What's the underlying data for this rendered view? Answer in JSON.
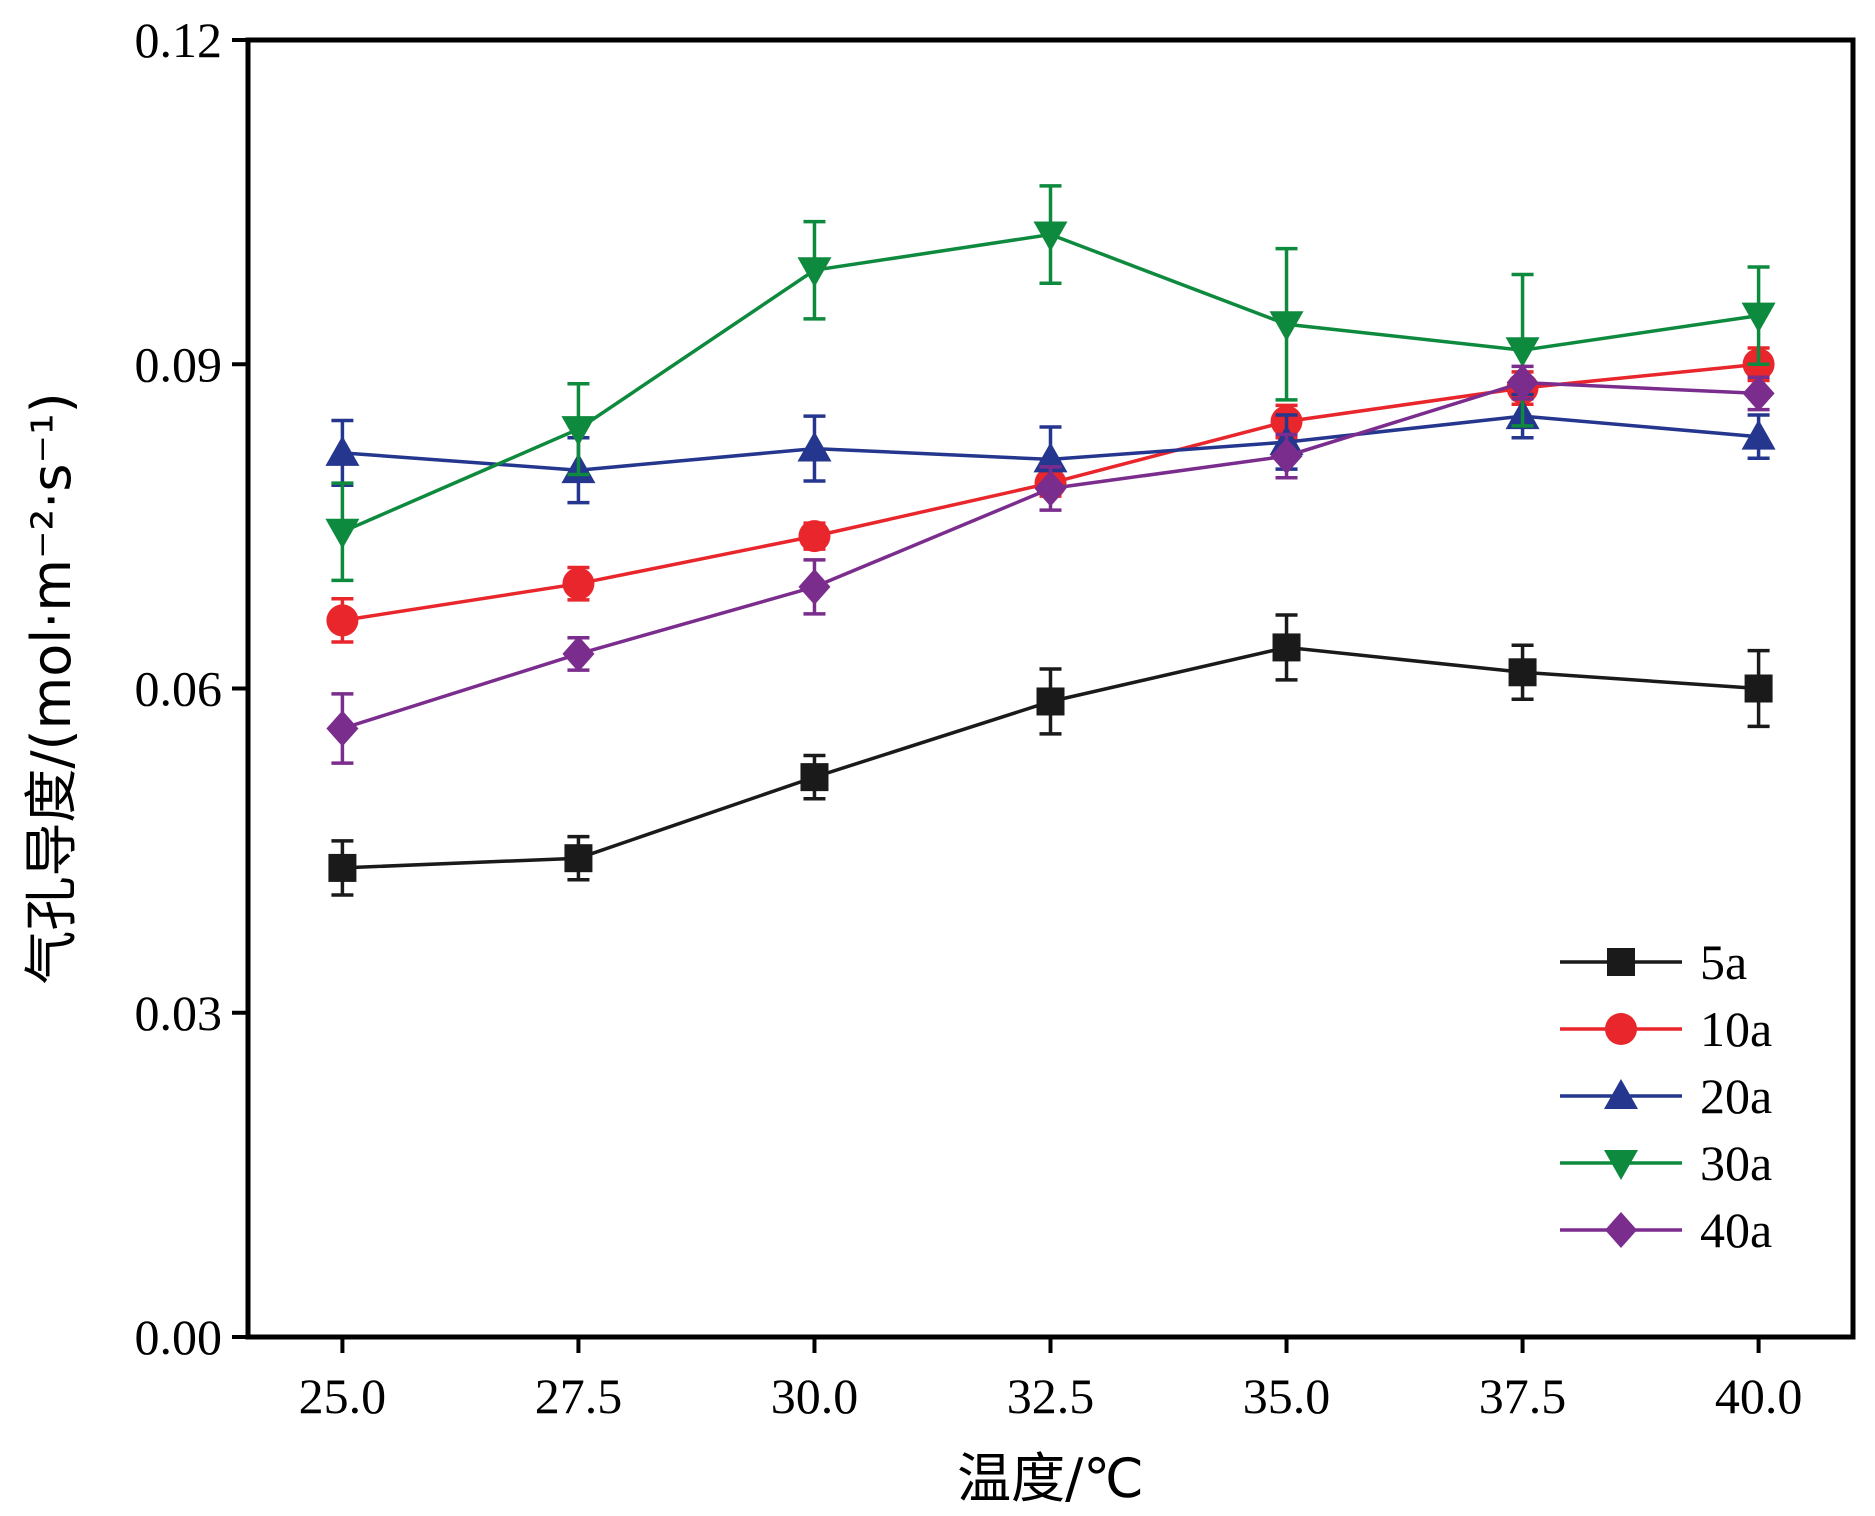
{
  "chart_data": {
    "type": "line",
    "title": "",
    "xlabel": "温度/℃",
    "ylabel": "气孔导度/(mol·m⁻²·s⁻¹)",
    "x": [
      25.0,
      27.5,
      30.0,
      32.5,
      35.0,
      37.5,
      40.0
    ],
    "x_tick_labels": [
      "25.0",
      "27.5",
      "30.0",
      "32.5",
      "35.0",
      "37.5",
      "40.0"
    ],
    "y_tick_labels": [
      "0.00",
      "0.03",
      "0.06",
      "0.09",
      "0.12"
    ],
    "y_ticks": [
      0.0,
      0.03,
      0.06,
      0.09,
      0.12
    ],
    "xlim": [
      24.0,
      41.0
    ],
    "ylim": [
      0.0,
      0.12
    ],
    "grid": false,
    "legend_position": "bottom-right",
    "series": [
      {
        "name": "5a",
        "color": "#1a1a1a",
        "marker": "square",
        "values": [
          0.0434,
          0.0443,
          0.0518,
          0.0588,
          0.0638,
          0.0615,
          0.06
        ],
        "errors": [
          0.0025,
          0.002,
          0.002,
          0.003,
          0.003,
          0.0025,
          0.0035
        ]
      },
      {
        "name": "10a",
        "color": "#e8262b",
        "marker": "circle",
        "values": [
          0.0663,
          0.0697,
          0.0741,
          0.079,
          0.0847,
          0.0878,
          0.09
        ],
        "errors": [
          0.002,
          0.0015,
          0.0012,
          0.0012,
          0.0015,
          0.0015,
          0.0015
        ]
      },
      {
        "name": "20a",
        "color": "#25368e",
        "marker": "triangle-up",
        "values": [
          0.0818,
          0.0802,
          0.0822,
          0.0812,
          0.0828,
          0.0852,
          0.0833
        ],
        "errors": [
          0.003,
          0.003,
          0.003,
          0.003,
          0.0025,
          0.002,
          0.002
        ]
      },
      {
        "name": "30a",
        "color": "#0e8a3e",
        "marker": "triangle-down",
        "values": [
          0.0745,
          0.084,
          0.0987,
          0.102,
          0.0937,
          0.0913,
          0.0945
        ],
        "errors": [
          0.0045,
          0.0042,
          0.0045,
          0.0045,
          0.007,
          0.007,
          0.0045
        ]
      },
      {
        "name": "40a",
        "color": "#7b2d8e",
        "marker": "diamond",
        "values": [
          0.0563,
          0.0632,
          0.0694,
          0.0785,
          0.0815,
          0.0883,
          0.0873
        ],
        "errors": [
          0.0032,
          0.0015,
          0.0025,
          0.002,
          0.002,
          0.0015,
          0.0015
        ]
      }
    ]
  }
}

--

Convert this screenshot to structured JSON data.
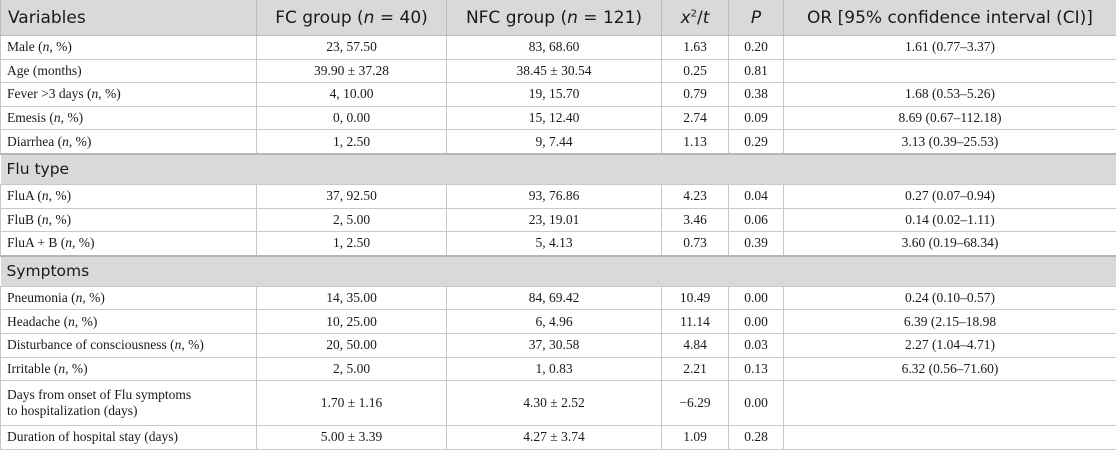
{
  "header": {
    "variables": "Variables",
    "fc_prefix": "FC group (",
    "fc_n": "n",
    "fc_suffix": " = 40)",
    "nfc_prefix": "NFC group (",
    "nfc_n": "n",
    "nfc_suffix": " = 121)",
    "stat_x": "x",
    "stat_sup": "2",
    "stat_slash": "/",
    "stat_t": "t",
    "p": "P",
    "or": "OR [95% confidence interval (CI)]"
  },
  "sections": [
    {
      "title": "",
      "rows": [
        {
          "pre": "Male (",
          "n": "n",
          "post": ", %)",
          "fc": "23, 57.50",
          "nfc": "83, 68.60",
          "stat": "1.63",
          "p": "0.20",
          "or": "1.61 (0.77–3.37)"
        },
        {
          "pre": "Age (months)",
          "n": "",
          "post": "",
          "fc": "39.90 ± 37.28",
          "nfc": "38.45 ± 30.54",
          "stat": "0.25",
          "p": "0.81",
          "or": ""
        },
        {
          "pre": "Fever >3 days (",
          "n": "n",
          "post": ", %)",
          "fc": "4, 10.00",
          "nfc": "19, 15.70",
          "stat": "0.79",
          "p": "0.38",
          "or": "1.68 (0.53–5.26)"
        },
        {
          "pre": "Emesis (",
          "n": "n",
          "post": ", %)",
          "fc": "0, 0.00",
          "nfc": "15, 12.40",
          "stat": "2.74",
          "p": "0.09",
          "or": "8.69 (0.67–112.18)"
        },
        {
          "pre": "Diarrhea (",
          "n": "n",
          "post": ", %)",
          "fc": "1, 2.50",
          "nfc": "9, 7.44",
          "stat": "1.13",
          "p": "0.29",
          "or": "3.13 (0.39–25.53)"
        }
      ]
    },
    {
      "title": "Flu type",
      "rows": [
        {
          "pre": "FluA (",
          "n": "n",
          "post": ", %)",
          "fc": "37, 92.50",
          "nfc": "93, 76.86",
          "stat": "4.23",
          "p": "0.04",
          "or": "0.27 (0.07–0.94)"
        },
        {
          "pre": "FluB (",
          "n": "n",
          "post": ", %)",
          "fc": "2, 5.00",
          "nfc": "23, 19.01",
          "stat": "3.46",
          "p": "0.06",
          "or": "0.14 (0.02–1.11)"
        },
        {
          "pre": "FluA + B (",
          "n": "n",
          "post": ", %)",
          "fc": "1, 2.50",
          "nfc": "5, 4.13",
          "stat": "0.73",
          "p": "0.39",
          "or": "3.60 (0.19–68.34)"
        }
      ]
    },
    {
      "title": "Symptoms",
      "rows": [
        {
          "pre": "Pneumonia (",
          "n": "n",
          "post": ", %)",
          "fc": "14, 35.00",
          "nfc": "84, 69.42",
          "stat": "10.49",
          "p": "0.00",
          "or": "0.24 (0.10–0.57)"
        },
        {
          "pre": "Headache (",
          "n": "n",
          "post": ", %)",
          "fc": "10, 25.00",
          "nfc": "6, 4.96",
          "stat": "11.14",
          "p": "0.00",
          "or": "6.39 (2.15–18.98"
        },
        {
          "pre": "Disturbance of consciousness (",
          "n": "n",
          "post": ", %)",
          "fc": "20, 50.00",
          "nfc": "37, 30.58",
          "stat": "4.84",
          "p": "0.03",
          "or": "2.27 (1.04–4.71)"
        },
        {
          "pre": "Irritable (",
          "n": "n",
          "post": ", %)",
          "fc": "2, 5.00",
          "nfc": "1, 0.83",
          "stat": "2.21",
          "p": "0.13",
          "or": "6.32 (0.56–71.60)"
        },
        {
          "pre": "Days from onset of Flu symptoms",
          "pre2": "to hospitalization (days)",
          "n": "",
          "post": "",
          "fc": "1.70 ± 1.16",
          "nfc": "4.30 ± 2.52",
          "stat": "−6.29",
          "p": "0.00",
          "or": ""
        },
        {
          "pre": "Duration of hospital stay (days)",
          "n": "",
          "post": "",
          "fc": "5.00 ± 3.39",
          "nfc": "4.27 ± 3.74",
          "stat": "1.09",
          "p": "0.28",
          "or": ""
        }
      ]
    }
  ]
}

#### Instructions for the task
Lines that hold "JSON" are the ones to copy; find all of them.

#### In response
What's the underlying data for this rendered view? Answer in JSON.
Convert this screenshot to structured JSON data.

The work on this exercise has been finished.